[Figure contents as structured data]
* * * *

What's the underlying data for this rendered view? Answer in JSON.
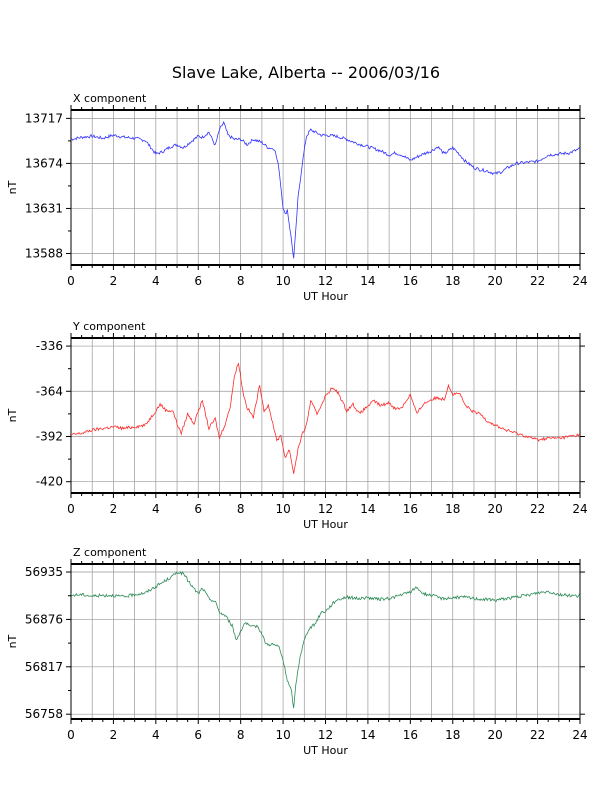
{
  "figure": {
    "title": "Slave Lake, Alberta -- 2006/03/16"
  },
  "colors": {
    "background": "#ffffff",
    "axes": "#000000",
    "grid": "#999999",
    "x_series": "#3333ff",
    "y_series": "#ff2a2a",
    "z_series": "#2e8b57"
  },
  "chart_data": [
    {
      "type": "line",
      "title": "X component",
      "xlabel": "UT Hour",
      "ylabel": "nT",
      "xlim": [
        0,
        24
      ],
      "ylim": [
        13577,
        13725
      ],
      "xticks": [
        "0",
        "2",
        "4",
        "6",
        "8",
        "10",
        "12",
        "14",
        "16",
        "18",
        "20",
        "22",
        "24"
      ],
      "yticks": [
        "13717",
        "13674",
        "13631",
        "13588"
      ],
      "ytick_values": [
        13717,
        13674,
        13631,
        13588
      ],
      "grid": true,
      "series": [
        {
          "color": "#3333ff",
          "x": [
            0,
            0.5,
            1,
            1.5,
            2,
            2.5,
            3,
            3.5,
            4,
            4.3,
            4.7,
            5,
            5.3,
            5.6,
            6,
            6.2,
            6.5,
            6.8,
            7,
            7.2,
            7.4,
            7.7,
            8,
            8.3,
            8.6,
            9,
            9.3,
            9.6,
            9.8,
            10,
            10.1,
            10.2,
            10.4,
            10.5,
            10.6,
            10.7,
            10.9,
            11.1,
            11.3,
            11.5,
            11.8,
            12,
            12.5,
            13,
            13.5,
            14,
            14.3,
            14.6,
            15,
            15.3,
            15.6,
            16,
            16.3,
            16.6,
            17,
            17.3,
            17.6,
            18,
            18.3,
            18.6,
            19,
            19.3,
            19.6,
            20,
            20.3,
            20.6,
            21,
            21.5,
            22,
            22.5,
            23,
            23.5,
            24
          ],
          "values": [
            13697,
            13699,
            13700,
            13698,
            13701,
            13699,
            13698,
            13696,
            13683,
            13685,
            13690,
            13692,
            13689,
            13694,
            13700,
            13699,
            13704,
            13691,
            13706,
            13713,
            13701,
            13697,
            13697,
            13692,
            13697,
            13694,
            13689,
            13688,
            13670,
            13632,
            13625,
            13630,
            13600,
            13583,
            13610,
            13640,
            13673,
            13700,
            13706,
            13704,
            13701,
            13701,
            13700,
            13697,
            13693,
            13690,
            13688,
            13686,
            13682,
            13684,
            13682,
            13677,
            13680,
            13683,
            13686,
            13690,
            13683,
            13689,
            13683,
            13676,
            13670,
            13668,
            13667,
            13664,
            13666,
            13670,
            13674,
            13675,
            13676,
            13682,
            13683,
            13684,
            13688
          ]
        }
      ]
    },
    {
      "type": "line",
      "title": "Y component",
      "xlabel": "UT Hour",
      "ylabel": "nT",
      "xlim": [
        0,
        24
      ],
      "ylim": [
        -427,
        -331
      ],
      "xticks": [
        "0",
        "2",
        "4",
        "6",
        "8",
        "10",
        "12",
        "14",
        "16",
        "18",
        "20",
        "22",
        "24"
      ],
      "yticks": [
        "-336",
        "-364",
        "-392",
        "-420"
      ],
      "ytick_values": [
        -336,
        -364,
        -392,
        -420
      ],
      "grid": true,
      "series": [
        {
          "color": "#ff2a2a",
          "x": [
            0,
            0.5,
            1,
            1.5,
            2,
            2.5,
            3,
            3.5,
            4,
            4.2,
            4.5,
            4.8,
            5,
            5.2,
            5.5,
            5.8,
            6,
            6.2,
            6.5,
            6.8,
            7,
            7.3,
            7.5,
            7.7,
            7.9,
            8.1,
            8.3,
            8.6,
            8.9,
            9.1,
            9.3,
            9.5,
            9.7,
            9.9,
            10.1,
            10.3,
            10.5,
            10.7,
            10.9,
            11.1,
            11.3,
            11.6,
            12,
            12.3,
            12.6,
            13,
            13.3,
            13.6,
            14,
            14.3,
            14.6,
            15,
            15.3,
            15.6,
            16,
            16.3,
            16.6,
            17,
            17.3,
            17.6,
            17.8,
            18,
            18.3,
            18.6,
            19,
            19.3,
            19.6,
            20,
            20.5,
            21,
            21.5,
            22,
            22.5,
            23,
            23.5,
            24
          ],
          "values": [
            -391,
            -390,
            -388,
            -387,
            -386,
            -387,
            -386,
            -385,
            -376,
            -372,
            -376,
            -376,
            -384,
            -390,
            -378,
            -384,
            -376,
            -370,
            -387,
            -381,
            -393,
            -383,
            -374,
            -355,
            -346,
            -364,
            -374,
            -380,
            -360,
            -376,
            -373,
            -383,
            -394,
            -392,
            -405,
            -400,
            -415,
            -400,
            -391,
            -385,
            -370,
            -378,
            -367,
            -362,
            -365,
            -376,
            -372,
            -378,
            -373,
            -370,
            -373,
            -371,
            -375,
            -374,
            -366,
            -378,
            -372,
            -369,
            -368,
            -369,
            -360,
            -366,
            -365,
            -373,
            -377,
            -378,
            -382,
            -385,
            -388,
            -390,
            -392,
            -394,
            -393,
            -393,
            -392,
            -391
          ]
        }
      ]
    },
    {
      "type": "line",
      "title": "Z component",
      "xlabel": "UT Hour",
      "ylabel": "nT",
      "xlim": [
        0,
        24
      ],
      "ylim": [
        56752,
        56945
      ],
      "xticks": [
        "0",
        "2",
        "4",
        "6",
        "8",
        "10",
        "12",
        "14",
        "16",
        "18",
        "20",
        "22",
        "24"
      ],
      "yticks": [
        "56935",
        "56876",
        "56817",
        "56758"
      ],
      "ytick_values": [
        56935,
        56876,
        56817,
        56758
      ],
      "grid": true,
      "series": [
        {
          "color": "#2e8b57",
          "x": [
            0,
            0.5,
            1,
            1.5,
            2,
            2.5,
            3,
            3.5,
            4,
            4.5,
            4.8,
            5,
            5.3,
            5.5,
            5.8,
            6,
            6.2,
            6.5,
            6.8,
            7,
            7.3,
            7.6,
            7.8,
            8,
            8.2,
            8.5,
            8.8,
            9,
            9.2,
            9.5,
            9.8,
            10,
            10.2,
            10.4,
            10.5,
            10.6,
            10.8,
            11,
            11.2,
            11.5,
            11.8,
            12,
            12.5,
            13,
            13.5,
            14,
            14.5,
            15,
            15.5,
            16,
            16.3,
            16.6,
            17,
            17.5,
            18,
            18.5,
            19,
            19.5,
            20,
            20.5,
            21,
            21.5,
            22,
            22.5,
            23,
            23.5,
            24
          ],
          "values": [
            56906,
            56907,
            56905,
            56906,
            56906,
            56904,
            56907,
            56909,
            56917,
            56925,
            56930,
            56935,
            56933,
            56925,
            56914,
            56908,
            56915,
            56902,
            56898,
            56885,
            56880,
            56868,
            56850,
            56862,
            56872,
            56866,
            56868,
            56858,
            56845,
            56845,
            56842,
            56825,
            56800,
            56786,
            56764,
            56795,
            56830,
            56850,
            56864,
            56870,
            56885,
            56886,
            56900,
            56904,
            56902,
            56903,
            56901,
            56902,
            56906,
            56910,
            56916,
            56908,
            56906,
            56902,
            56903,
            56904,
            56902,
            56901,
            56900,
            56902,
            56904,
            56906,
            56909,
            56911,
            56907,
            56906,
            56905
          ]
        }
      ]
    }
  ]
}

* * * *

### WRITTEN TASK
Determine how many lines above contain "title" as a word or string. Give the number alone.

### ANSWER BELOW
4